Dataset records on visual material
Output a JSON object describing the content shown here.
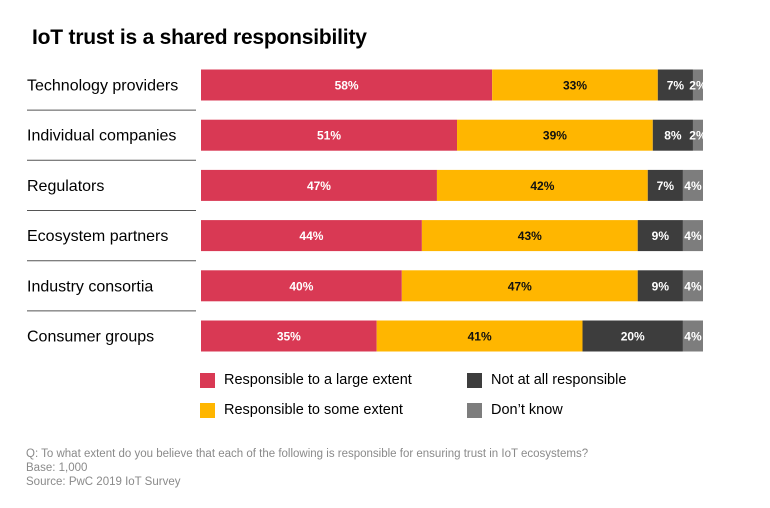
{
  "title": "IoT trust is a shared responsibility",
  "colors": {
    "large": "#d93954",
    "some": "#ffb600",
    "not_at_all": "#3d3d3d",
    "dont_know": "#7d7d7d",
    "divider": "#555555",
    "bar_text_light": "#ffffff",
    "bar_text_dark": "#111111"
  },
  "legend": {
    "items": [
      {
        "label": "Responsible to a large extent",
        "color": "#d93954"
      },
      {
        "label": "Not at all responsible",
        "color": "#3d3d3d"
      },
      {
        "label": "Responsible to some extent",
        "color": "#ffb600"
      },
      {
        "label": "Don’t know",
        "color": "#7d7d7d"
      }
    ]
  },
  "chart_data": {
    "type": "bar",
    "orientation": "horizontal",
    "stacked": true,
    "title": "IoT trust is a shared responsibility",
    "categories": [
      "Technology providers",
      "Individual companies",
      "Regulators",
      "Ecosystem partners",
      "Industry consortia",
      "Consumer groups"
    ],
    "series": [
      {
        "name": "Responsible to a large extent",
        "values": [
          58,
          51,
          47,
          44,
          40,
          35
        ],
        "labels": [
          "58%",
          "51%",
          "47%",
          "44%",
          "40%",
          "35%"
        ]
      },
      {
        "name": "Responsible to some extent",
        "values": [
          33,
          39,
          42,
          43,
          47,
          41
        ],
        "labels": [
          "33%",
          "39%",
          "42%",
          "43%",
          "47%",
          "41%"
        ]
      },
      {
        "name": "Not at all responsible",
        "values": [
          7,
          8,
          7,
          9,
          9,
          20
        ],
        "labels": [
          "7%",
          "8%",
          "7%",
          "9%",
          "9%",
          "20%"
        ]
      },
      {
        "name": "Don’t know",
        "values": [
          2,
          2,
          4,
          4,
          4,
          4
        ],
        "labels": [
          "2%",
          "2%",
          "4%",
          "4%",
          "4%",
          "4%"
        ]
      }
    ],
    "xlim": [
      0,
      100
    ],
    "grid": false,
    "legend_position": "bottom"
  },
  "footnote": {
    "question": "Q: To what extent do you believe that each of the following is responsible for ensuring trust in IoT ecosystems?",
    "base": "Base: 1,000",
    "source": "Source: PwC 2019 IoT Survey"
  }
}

_What the task asks_
Copy the whole listing above word for word but do not carry over the pictures.

_Answer below_
Output a JSON object describing the content shown here.
{
  "title": "IoT trust is a shared responsibility",
  "colors": {
    "large": "#d93954",
    "some": "#ffb600",
    "not_at_all": "#3d3d3d",
    "dont_know": "#7d7d7d",
    "divider": "#555555",
    "bar_text_light": "#ffffff",
    "bar_text_dark": "#111111"
  },
  "legend": {
    "items": [
      {
        "label": "Responsible to a large extent",
        "color": "#d93954"
      },
      {
        "label": "Not at all responsible",
        "color": "#3d3d3d"
      },
      {
        "label": "Responsible to some extent",
        "color": "#ffb600"
      },
      {
        "label": "Don’t know",
        "color": "#7d7d7d"
      }
    ]
  },
  "chart_data": {
    "type": "bar",
    "orientation": "horizontal",
    "stacked": true,
    "title": "IoT trust is a shared responsibility",
    "categories": [
      "Technology providers",
      "Individual companies",
      "Regulators",
      "Ecosystem partners",
      "Industry consortia",
      "Consumer groups"
    ],
    "series": [
      {
        "name": "Responsible to a large extent",
        "values": [
          58,
          51,
          47,
          44,
          40,
          35
        ],
        "labels": [
          "58%",
          "51%",
          "47%",
          "44%",
          "40%",
          "35%"
        ]
      },
      {
        "name": "Responsible to some extent",
        "values": [
          33,
          39,
          42,
          43,
          47,
          41
        ],
        "labels": [
          "33%",
          "39%",
          "42%",
          "43%",
          "47%",
          "41%"
        ]
      },
      {
        "name": "Not at all responsible",
        "values": [
          7,
          8,
          7,
          9,
          9,
          20
        ],
        "labels": [
          "7%",
          "8%",
          "7%",
          "9%",
          "9%",
          "20%"
        ]
      },
      {
        "name": "Don’t know",
        "values": [
          2,
          2,
          4,
          4,
          4,
          4
        ],
        "labels": [
          "2%",
          "2%",
          "4%",
          "4%",
          "4%",
          "4%"
        ]
      }
    ],
    "xlim": [
      0,
      100
    ],
    "grid": false,
    "legend_position": "bottom"
  },
  "footnote": {
    "question": "Q: To what extent do you believe that each of the following is responsible for ensuring trust in IoT ecosystems?",
    "base": "Base: 1,000",
    "source": "Source: PwC 2019 IoT Survey"
  }
}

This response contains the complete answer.